▶ **QUOTED TEXT**:
--- begin ---

Lent: A journey to the heart of faith

Lent: A journey to the heart of faith

Yme Woensdregt

Yme Woensdregt

On Wednesday, the church entered the season of Lent. We mark that day as Ash Wednesday, because we mark our foreheads with the sign of the cross in ashes.

Lent is a 40–day–long season. Forty is one of those important symbolic numbers in the Bible. In the flood, it rained for 40 days and nights. Israel wandered 40 years in the wilderness before entering the promised land. Moses fasted 40 days before receiving the Ten Commandments on Mount Sinai. Jesus spent 40 days fasting in the wilderness, preparing for his ministry. The symbolic value of 40 is that it marks a long time … long enough to accomplish the purpose of the event. Forty days is long enough to accomplish the work of Lent.

However, if you were to count the days on a calendar, you’d find that there are actually 46 days in Lent from Ash Wednesday to Holy Saturday, the day before Easter. That’s because the church doesn’t count the Sundays that fall in this season as part of the 40 days. The church has always understood Sunday to be the day of resurrection. Sunday is not a day of mourning and repentance. Sunday is intended to be a day of feasting and celebration, a day of being nourished with God’s goodness.

When Lent was first celebrated, the intention was that the faithful would use the weekdays for repentance and fasting. It was intended to be a daily walk with God, journeying more deeply to the heart of our faith. On Sundays, people would be given a break from their daily penitential walk. Sunday was a day celebrate God’s goodness, to rest in the warmth of God’s grace, and to feast on God’s abundance.

Nowadays, that pattern has changed. People pay less attention to the Lenten discipline in their day–to–day lives during the week. Sundays have become the focus of Lenten devotion for many people.

So what is the purpose of Lent? In the early church, Lent was the culmination of a time of preparing for baptism. During Lent, candidates for baptism would examine themselves, and be examined by others, as to their understanding of what it meant to be a follower of Jesus Christ. For those who had already been baptized, it was a time to make a fresh commitment to walking in the way of Jesus.

That’s why we “give something up for Lent”. It’s not just about giving up something that isn’t good for you anyway, like chocolate or social media. We give something up as a way of clearing the clutter in our lives so that we are more able to focus on God’s love in our lives.

As people who have been baptized, we are part of the community of Christ. We are a new people who belong not to this world, but to God.

As people who belong to God, we strive to honour God’s values in our world. We cherish justice, peace, reconciliation and wholeness. We seek to live in such a way as to honour God in all our dealings. As we have been blessed, so we bless others. As we have been healed, so we touch other lives as gently as we can. As we have been included by God’s grace in a community of hope and reconciliation, so we reach out across all the barriers which keep us apart. We live in the world as people who embody God’s gospel purposes with all of God’s beloved children.

--- end ---

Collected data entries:
--- begin ---

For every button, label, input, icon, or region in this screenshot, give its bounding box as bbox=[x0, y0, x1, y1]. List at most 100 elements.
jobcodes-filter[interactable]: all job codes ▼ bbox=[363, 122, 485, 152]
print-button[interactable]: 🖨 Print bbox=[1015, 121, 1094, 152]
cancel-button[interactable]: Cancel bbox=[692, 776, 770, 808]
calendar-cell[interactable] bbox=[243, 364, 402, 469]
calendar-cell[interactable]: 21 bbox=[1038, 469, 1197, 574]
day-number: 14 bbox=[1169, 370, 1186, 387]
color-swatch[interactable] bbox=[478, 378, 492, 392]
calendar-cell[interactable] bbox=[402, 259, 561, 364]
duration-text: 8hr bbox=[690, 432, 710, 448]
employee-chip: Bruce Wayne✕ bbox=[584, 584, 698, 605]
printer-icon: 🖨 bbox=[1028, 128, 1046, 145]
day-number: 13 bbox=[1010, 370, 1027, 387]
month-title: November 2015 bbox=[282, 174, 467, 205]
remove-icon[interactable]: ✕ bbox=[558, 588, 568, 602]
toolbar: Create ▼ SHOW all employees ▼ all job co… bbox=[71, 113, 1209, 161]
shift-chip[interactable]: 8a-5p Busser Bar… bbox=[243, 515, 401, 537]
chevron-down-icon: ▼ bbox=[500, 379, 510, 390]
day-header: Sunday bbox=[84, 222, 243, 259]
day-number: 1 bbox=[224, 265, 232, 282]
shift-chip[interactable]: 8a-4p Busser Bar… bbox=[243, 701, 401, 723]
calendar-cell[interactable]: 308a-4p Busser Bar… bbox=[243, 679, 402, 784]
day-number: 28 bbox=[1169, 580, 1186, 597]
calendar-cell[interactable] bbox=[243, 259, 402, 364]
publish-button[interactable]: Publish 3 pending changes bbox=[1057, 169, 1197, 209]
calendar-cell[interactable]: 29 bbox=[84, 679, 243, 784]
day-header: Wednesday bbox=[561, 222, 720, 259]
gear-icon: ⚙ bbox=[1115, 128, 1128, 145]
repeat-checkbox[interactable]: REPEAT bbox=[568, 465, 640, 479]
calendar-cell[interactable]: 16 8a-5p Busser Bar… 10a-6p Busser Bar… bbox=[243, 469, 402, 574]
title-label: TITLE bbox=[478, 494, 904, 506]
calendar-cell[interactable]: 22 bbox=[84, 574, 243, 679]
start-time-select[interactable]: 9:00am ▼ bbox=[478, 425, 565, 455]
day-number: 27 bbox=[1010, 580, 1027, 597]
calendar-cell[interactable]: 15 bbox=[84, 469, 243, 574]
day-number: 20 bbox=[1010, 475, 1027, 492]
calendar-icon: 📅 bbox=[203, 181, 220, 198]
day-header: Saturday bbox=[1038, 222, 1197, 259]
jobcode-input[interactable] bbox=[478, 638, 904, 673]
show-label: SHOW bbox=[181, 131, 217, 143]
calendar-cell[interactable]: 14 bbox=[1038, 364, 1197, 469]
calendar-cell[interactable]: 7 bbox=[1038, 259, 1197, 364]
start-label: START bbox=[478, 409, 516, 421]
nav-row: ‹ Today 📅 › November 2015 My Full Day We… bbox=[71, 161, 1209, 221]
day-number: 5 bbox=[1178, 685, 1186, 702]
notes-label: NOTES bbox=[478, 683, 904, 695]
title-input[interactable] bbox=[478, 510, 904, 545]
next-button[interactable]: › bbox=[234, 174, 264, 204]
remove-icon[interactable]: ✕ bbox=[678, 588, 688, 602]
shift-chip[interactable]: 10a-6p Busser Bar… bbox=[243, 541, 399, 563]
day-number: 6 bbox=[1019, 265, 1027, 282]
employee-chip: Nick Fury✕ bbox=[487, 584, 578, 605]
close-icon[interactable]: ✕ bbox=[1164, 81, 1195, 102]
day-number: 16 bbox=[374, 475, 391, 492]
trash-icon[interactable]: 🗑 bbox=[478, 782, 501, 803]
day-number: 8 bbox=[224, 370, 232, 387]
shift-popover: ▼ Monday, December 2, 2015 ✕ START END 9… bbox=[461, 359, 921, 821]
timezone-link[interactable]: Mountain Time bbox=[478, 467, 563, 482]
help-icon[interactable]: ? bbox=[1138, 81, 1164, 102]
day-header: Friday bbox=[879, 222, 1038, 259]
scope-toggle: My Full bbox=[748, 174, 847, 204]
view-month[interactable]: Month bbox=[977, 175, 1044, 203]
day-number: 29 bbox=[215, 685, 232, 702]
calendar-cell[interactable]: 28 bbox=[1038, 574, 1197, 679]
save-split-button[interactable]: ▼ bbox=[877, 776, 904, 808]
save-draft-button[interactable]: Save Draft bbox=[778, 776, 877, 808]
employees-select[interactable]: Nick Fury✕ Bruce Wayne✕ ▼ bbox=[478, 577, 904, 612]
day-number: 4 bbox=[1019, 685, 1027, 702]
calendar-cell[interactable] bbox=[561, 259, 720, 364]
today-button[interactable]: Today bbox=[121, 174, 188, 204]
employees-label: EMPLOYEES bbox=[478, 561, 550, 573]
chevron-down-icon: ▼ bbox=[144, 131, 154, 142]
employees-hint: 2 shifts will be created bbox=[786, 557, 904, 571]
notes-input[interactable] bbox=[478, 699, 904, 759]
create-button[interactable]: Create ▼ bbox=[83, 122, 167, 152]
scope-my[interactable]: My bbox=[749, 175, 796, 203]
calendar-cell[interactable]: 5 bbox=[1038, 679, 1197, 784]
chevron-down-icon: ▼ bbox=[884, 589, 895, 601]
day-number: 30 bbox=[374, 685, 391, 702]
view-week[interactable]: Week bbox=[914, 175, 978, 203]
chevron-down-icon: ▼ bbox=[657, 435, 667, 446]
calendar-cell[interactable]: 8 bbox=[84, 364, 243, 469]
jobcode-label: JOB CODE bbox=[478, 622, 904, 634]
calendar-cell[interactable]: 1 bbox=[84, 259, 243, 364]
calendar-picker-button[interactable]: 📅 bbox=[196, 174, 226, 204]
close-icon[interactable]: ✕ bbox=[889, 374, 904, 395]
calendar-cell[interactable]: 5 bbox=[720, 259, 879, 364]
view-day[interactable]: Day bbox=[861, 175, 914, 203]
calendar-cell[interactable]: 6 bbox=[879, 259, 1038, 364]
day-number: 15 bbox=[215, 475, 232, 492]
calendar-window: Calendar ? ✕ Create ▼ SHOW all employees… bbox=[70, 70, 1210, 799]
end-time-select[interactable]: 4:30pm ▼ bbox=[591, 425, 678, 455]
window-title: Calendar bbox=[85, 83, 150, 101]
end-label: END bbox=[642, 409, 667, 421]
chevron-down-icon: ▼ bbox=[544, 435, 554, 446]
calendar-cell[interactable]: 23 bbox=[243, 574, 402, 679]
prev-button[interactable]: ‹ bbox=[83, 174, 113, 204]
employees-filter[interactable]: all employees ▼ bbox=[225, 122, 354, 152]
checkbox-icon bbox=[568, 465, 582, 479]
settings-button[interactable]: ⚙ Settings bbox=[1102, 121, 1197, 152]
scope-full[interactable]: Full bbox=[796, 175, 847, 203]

--- end ---
--- begin ---

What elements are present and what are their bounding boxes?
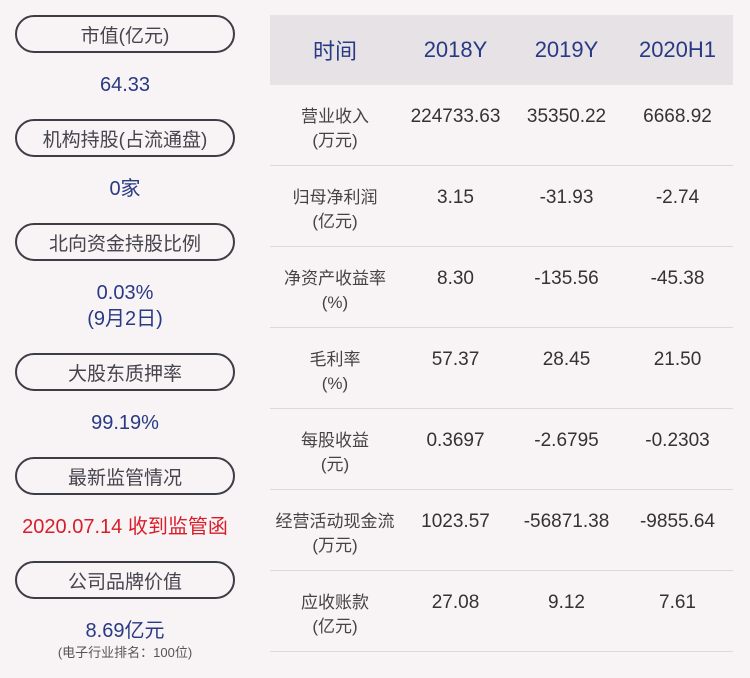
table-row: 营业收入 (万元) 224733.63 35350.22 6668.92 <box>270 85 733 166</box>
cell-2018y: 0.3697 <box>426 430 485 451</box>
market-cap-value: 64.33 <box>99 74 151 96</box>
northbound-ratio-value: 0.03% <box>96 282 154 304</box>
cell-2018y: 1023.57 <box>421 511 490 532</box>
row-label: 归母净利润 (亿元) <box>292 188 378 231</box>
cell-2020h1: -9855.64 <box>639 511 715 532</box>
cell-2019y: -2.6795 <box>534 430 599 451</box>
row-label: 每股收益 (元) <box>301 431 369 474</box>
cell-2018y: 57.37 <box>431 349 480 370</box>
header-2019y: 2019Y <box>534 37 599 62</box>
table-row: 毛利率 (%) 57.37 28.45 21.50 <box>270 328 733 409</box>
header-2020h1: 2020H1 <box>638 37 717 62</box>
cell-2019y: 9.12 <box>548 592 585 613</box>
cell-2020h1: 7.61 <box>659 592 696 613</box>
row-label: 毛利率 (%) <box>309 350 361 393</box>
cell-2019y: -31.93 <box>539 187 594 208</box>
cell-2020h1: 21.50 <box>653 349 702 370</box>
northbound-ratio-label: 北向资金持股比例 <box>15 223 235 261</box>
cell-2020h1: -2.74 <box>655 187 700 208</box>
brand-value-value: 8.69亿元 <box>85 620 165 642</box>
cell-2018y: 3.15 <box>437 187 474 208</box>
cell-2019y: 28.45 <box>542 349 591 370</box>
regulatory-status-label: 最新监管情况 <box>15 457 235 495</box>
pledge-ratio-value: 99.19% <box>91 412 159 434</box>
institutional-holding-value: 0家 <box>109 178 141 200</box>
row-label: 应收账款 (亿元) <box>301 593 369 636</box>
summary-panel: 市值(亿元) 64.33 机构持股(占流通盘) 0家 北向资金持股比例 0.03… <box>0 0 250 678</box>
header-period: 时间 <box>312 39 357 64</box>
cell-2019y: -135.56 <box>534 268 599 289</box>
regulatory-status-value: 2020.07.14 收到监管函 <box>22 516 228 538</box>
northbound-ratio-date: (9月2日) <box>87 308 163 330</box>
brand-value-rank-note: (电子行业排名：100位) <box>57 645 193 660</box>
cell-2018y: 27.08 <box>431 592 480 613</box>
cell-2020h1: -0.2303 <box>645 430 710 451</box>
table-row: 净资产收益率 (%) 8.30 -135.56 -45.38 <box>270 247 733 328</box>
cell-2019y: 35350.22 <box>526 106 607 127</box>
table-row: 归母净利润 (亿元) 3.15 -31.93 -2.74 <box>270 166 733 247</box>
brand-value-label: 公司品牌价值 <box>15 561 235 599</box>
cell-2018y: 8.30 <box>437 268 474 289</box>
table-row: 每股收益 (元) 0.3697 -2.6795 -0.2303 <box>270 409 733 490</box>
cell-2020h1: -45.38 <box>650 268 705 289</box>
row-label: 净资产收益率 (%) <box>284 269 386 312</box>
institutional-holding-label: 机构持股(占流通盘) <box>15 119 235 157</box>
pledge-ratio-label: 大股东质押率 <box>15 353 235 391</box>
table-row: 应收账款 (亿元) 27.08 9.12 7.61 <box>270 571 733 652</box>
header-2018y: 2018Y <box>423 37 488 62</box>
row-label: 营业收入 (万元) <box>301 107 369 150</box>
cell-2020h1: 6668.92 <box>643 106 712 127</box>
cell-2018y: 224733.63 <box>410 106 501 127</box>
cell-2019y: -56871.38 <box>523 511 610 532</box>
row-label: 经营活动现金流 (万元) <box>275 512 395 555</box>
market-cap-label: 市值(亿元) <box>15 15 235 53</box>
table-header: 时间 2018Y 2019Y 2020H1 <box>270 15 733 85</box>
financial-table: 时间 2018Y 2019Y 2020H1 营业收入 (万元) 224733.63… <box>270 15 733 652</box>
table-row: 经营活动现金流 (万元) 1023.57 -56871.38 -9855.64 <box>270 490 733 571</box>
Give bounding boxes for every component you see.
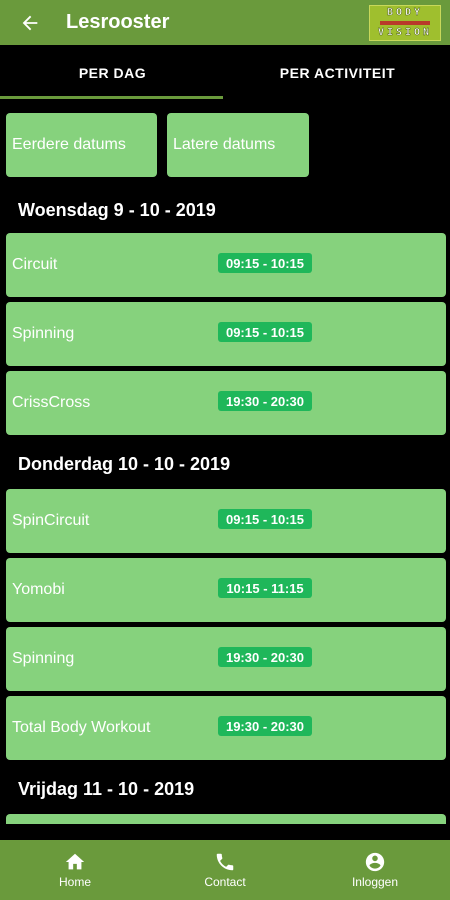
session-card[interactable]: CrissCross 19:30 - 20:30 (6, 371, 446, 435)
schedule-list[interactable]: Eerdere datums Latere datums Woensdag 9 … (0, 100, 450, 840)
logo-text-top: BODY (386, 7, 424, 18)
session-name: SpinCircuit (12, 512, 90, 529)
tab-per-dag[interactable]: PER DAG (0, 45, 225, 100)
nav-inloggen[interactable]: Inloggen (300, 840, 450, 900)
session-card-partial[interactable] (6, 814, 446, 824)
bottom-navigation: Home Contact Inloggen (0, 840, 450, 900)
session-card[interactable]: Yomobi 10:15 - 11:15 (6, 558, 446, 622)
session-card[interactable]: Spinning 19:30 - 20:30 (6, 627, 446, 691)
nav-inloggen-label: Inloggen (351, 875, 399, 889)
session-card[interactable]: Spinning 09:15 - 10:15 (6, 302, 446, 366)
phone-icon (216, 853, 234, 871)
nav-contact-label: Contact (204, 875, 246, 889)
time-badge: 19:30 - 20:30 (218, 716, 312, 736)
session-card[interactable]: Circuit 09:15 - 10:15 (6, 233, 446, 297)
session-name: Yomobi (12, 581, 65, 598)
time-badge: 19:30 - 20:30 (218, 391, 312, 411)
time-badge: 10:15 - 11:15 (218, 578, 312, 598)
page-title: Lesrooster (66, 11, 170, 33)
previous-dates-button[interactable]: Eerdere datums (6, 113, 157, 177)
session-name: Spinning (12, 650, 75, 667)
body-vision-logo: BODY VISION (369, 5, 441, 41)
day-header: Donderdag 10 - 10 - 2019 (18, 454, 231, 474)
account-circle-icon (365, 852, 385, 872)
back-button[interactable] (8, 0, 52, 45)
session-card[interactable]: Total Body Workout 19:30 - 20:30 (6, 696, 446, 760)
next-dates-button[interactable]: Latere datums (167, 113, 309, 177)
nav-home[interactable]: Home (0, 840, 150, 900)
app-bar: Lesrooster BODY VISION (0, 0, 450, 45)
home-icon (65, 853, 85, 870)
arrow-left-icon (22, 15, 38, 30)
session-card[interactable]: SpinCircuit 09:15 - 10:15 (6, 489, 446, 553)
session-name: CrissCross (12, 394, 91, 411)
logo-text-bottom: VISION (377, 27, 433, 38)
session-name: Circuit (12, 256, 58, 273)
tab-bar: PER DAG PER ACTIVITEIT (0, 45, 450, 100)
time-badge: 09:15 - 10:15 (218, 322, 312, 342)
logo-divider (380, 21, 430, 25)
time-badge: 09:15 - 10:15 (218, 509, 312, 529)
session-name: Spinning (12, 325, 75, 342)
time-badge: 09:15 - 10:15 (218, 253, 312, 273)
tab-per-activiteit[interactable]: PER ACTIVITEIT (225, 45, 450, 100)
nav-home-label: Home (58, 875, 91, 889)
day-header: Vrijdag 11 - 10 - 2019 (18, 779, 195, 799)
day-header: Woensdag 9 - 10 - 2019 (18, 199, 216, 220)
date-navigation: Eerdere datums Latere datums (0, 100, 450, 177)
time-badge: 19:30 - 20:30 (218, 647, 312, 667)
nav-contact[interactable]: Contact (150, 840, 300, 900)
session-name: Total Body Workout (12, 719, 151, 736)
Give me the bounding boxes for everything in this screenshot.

--- end ---

▶ **WHAT TO WORK ON**:
[a] Return, word for word, the part of the Lent essay from "When Lent was" to "for many people.".
[b] In the rows, retype exactly the lines from the line with "session-card[interactable]: CrissCross 19:30" to the line with "time-badge: 19:30 - 20:30 (218, 716, 312, 736)", both included.

▶ **EXPECTED ANSWERS**:
[a]
When Lent was first celebrated, the intention was that the faithful would use the weekdays for repentance and fasting. It was intended to be a daily walk with God, journeying more deeply to the heart of our faith. On Sundays, people would be given a break from their daily penitential walk. Sunday was a day celebrate God’s goodness, to rest in the warmth of God’s grace, and to feast on God’s abundance.

Nowadays, that pattern has changed. People pay less attention to the Lenten discipline in their day–to–day lives during the week. Sundays have become the focus of Lenten devotion for many people.

[b]
session-card[interactable]: CrissCross 19:30 - 20:30 (6, 371, 446, 435)
schedule-list[interactable]: Eerdere datums Latere datums Woensdag 9 … (0, 100, 450, 840)
logo-text-top: BODY (386, 7, 424, 18)
session-name: SpinCircuit (12, 512, 90, 529)
tab-per-dag[interactable]: PER DAG (0, 45, 225, 100)
nav-inloggen[interactable]: Inloggen (300, 840, 450, 900)
session-card-partial[interactable] (6, 814, 446, 824)
bottom-navigation: Home Contact Inloggen (0, 840, 450, 900)
session-card[interactable]: Yomobi 10:15 - 11:15 (6, 558, 446, 622)
session-card[interactable]: Spinning 19:30 - 20:30 (6, 627, 446, 691)
nav-inloggen-label: Inloggen (351, 875, 399, 889)
session-card[interactable]: Spinning 09:15 - 10:15 (6, 302, 446, 366)
phone-icon (216, 853, 234, 871)
nav-contact-label: Contact (204, 875, 246, 889)
time-badge: 19:30 - 20:30 (218, 716, 312, 736)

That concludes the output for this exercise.